**The problem**
Scan the listing that follows and report how many lines contain "TOOL". Write the number alone.
## start
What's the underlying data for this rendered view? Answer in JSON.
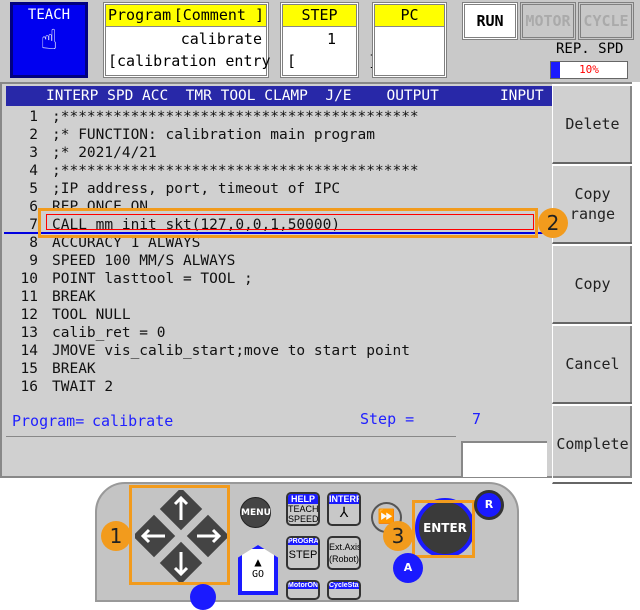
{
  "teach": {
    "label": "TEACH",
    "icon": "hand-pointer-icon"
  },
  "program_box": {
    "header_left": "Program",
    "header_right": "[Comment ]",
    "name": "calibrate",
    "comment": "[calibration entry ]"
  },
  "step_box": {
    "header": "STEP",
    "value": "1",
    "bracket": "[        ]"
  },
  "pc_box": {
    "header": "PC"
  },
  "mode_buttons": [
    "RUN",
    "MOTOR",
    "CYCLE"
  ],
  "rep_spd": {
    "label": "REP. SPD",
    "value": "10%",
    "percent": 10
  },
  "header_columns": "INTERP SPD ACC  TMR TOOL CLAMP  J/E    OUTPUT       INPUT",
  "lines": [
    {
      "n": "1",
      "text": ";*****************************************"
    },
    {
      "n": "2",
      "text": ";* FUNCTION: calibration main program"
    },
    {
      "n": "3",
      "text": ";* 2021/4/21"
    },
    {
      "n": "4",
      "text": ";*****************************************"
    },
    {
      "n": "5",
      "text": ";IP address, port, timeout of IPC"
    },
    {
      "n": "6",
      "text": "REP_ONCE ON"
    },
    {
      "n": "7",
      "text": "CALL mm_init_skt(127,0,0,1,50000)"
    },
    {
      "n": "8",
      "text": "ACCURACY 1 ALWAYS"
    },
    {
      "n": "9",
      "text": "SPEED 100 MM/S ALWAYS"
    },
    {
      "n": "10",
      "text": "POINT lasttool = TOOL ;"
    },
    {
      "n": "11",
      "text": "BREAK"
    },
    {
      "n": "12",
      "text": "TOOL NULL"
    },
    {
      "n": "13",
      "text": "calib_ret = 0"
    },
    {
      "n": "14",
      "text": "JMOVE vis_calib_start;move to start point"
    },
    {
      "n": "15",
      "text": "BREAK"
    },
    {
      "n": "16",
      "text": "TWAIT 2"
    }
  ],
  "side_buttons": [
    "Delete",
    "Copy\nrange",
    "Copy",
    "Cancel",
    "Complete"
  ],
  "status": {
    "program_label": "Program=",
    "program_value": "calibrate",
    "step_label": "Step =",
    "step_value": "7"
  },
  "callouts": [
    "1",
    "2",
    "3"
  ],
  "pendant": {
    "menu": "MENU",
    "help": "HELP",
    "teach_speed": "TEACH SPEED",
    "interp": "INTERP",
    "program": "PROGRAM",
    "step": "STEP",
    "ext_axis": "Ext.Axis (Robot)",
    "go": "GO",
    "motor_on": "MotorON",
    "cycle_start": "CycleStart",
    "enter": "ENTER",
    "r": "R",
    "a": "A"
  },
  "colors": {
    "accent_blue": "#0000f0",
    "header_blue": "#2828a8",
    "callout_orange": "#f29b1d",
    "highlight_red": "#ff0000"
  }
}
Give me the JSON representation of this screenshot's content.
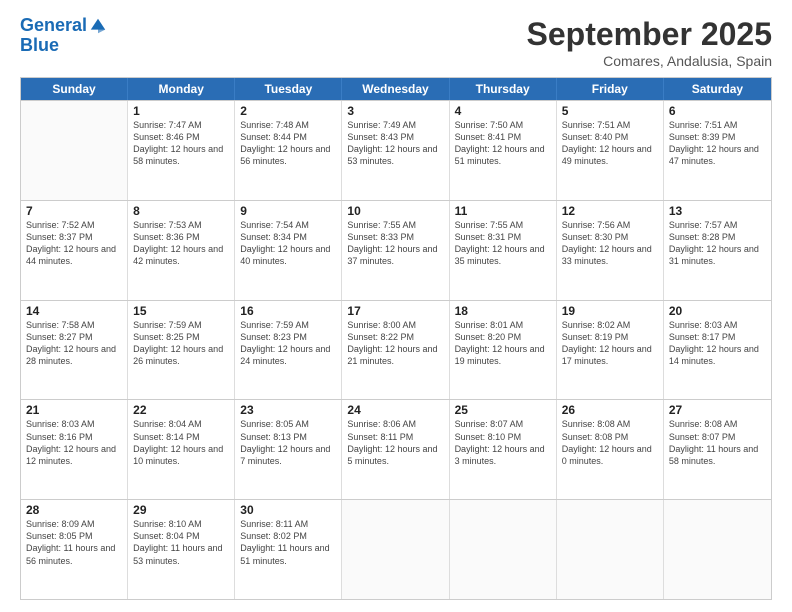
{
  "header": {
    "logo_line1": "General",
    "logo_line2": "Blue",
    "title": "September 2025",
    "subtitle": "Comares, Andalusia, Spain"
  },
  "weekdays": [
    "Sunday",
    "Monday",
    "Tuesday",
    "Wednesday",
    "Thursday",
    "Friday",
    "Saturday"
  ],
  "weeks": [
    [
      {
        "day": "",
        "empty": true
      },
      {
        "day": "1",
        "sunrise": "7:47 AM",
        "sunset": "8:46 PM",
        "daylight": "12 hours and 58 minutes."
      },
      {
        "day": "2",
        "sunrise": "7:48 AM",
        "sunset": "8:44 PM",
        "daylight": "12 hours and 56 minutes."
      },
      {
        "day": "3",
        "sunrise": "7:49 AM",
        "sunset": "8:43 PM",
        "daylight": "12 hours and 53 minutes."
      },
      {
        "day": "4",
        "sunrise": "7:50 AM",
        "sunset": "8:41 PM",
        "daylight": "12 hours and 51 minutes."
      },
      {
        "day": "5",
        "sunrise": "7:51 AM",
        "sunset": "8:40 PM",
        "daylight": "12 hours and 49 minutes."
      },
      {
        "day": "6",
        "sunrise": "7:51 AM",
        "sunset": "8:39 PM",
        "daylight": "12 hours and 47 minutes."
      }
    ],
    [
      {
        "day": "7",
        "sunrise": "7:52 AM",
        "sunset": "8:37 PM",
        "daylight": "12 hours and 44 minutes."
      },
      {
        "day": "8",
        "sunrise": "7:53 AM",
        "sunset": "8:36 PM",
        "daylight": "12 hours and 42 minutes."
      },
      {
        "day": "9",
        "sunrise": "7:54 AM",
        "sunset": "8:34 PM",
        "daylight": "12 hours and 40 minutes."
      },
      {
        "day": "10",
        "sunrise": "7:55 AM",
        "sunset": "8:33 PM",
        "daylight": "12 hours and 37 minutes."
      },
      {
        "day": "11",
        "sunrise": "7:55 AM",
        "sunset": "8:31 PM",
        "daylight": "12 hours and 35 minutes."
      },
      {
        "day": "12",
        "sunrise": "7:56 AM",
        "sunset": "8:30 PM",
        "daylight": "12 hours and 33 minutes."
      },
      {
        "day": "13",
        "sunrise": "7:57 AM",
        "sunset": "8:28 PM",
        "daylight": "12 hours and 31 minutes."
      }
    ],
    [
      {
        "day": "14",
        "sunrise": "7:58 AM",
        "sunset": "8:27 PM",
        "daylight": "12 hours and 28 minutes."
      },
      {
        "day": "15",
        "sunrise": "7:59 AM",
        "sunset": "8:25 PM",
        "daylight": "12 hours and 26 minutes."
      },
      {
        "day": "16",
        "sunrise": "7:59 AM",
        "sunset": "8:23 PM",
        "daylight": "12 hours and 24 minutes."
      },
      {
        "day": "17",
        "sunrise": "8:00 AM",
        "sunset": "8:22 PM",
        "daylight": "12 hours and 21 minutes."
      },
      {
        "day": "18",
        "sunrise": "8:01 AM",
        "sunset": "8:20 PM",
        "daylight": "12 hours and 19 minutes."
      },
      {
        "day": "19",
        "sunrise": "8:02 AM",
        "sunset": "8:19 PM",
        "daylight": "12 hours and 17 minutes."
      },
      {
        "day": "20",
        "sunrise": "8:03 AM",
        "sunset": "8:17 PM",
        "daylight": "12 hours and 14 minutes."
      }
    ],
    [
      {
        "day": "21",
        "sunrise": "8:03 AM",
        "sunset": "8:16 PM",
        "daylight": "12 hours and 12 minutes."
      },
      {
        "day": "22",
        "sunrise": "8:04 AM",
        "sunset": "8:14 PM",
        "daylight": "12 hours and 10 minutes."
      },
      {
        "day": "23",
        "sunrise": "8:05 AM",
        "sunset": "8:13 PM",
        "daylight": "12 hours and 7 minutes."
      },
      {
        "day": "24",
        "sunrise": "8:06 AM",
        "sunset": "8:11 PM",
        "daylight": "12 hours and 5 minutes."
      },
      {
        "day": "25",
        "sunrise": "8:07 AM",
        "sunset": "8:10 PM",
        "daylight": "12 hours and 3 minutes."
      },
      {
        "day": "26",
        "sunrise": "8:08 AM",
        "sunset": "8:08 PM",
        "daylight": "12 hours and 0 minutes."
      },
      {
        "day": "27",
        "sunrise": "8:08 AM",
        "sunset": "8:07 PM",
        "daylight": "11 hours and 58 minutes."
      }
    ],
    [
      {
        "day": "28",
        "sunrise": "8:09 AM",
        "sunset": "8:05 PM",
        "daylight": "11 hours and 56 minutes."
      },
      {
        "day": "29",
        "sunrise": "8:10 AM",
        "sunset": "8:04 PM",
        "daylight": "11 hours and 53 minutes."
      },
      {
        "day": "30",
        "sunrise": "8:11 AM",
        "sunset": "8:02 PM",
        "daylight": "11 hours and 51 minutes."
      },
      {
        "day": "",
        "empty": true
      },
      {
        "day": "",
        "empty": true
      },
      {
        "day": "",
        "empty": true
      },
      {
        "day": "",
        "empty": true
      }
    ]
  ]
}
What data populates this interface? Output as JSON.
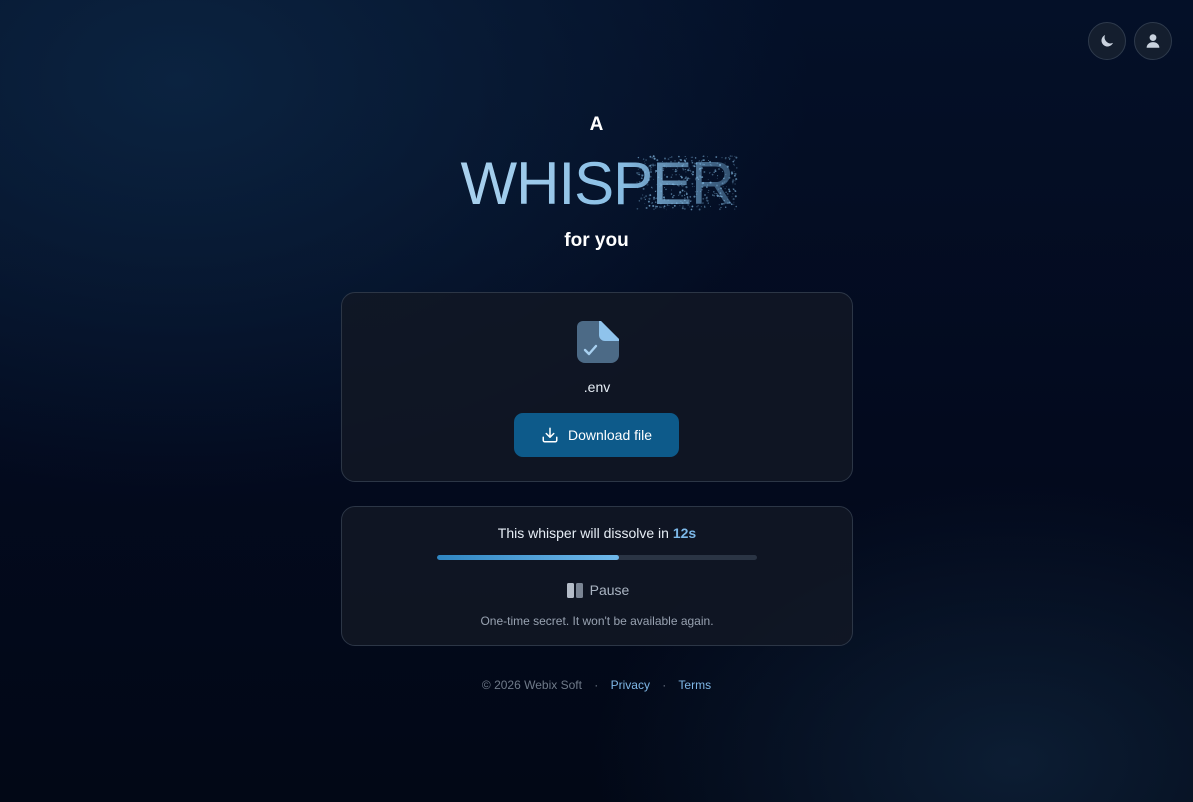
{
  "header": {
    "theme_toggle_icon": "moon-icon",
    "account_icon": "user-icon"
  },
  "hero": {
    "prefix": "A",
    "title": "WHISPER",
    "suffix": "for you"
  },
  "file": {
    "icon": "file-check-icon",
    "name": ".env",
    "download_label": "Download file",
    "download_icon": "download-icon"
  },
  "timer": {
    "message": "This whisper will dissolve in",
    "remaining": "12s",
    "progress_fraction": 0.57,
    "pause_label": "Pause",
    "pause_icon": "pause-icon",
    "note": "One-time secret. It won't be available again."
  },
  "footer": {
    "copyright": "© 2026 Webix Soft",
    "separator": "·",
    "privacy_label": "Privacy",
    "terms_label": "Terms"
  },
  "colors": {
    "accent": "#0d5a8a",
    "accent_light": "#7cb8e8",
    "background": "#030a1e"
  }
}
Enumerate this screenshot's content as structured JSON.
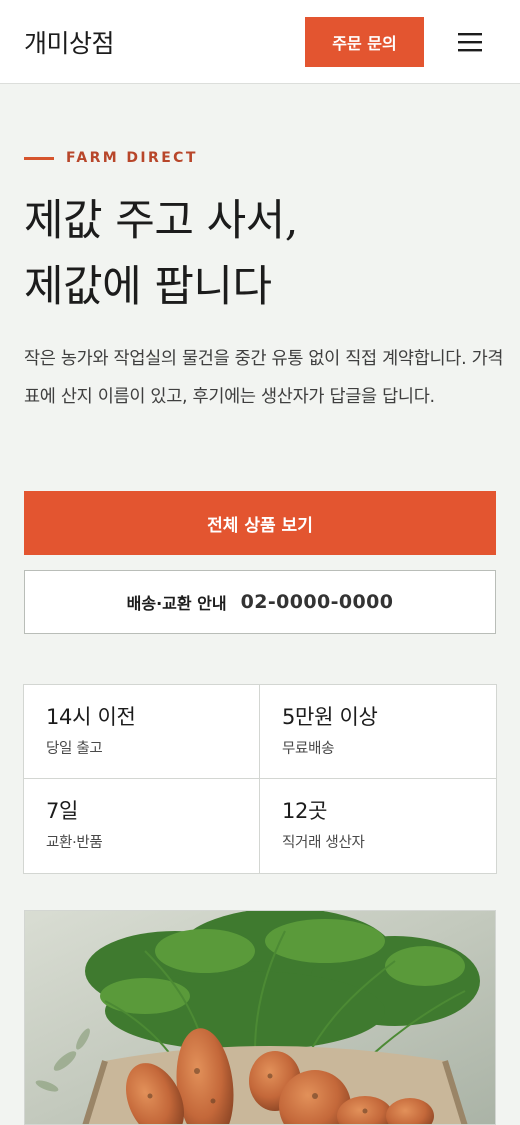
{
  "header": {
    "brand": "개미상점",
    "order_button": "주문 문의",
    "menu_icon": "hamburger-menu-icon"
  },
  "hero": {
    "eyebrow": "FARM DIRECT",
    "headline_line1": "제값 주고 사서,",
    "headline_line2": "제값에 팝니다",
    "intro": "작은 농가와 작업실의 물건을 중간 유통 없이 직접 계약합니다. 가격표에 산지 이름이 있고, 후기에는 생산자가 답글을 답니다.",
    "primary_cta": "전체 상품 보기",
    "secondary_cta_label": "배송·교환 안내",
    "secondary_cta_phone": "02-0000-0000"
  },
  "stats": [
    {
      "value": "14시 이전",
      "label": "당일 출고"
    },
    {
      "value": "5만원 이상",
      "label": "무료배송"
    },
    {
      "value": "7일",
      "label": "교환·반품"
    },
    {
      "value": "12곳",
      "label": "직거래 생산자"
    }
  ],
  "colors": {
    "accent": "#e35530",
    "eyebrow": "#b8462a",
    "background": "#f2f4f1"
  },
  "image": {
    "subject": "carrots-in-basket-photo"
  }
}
## end
**Solution to the problem**
3